What is being asked: Find every line in the records below that holds the word "Data", and copy each one.

****************

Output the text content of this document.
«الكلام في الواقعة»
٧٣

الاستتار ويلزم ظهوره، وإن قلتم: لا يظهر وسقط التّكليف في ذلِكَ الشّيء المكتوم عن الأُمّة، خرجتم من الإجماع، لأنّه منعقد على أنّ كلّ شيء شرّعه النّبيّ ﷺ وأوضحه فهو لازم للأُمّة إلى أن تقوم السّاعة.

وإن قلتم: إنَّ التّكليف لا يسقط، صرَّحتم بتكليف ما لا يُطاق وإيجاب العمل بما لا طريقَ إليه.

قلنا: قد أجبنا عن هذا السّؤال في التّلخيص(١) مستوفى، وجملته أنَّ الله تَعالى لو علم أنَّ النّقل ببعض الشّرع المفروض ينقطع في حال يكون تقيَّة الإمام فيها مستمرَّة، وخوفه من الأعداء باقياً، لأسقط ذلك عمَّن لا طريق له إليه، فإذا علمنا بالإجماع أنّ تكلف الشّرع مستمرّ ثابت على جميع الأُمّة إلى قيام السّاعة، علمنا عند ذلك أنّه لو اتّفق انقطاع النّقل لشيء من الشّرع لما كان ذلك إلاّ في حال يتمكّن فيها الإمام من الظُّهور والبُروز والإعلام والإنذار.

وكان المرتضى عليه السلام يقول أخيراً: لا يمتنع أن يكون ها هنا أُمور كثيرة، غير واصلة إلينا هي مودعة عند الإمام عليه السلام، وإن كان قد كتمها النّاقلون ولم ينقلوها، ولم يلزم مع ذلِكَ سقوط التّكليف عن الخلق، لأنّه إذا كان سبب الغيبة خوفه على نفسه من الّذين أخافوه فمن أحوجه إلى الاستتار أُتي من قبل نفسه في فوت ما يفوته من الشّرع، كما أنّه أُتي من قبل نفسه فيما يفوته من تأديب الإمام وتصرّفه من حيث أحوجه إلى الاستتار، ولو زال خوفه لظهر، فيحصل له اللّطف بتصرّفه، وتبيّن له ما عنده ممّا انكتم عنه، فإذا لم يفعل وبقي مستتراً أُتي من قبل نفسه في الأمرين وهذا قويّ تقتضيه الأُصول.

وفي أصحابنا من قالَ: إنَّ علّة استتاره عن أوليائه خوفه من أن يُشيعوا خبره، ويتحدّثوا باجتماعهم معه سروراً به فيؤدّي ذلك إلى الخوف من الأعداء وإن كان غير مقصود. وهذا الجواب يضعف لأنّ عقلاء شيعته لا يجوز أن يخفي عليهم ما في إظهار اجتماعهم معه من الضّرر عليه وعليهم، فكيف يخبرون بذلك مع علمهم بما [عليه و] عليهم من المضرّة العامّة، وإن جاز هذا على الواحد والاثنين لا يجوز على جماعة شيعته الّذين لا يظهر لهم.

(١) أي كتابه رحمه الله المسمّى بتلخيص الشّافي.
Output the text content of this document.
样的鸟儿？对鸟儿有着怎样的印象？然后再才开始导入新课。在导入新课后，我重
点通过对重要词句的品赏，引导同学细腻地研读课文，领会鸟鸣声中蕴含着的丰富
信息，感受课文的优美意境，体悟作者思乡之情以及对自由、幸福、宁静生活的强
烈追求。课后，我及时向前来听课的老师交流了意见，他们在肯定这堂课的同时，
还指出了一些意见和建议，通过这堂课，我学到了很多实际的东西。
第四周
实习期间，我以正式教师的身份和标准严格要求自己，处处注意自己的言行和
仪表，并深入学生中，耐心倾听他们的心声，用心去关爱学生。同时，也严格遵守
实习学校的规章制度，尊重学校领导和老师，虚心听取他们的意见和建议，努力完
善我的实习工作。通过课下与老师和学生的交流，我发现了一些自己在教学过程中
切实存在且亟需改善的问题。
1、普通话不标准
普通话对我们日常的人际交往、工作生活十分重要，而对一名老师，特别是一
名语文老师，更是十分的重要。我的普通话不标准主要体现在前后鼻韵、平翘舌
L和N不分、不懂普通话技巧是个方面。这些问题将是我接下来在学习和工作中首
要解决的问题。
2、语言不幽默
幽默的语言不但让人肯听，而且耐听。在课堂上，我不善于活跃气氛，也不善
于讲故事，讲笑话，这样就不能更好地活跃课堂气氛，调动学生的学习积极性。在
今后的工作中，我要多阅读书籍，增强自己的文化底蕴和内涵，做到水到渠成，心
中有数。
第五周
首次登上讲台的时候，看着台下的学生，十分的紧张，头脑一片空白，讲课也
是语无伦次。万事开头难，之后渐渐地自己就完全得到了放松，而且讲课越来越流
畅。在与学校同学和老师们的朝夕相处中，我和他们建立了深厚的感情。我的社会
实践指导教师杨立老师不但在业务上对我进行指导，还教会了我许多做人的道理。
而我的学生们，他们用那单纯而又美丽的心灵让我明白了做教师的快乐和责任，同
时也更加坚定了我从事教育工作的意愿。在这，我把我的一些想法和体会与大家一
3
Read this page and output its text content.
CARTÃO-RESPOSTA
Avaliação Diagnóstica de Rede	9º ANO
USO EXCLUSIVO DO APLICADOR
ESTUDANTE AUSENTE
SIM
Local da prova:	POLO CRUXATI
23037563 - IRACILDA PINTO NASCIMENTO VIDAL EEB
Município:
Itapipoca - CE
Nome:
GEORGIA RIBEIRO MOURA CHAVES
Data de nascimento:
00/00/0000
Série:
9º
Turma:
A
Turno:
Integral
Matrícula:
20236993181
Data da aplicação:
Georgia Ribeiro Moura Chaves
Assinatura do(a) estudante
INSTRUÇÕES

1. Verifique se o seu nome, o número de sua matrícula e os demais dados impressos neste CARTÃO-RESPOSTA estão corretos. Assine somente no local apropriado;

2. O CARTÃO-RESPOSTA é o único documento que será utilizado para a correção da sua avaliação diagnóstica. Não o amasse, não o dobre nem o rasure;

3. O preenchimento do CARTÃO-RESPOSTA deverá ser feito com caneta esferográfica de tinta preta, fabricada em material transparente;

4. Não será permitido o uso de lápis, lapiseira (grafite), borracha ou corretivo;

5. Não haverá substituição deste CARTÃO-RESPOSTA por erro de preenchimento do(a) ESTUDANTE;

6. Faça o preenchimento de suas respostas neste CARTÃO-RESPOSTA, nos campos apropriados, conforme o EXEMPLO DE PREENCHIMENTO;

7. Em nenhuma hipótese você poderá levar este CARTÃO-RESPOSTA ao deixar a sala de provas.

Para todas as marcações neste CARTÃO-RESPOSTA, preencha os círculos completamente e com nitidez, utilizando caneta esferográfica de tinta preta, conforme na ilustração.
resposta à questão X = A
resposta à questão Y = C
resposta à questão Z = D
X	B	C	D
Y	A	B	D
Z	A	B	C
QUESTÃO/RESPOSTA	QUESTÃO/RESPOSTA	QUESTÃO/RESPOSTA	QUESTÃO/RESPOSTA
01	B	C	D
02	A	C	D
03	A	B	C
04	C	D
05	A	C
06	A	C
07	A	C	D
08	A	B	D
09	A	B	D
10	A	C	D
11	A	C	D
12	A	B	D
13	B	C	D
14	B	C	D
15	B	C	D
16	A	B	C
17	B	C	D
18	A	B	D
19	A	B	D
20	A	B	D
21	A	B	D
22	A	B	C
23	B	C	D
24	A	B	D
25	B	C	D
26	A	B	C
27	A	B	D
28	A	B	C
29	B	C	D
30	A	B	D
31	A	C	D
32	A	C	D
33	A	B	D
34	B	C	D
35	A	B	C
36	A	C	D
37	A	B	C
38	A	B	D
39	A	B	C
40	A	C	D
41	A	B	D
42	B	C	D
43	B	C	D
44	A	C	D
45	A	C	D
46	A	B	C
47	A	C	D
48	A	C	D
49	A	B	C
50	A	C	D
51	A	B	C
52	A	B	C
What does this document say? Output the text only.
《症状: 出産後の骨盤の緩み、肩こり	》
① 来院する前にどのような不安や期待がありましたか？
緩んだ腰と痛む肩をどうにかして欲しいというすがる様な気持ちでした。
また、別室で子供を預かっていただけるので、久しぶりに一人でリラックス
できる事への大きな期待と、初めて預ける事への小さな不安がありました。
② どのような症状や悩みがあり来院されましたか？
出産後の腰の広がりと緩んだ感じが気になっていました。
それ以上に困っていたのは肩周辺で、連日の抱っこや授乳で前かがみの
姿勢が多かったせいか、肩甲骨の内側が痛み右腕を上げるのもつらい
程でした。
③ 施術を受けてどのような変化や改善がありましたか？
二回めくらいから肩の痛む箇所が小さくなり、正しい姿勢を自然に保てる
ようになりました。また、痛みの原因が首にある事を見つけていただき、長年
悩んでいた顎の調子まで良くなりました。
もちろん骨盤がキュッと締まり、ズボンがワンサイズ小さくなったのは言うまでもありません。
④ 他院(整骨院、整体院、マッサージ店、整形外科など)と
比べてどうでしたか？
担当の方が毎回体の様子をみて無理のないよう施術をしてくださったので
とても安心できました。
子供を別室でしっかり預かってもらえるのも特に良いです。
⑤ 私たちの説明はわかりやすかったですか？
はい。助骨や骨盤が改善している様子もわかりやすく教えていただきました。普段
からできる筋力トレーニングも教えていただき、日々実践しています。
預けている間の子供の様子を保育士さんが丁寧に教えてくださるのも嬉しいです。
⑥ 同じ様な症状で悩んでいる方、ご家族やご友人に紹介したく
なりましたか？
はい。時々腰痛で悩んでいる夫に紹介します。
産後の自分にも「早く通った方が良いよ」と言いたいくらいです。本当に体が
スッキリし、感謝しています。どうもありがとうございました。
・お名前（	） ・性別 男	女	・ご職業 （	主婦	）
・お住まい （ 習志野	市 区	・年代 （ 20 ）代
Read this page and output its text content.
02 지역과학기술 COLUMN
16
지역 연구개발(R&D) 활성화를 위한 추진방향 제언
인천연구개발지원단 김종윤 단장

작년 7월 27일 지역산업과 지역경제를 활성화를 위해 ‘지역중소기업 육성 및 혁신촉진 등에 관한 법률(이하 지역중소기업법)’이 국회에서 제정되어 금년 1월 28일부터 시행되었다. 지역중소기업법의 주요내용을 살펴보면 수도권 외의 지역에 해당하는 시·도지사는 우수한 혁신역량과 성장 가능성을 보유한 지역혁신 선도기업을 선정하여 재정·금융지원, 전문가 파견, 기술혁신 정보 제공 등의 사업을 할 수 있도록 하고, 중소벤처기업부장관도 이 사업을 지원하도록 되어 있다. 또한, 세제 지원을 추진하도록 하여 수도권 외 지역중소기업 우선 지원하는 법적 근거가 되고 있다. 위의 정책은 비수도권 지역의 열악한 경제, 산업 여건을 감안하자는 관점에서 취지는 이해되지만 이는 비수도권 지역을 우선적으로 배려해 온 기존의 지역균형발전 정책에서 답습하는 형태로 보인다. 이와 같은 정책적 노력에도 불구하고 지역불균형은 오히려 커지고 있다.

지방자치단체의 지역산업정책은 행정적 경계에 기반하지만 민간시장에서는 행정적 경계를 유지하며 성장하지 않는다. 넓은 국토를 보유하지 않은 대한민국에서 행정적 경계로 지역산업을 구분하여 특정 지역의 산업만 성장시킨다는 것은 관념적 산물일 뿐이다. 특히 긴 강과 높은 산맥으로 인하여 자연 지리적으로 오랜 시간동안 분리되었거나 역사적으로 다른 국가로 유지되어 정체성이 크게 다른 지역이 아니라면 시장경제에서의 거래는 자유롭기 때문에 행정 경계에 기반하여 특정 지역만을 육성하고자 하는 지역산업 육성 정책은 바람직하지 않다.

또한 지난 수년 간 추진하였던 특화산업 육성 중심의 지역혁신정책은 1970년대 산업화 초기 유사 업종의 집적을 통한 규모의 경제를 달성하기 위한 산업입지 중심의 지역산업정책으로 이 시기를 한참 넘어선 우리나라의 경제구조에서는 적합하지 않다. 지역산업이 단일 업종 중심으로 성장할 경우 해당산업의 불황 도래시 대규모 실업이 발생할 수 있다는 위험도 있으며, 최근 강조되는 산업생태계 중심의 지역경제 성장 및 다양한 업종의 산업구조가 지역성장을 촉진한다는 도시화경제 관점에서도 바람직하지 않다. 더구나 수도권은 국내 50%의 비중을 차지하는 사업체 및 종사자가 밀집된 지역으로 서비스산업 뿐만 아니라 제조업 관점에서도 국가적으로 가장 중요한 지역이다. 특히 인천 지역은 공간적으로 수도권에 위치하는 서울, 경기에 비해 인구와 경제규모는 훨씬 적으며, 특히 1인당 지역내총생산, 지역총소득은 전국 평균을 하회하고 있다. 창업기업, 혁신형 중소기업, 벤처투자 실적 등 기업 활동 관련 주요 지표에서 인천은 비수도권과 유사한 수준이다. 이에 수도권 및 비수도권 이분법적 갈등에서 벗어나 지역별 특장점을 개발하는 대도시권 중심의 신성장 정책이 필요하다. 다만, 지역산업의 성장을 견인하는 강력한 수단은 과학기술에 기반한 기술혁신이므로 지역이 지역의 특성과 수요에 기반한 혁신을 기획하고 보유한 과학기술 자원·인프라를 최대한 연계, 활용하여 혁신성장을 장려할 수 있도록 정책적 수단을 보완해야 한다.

****************

Finished answer:
Data de nascimento:
Data da aplicação:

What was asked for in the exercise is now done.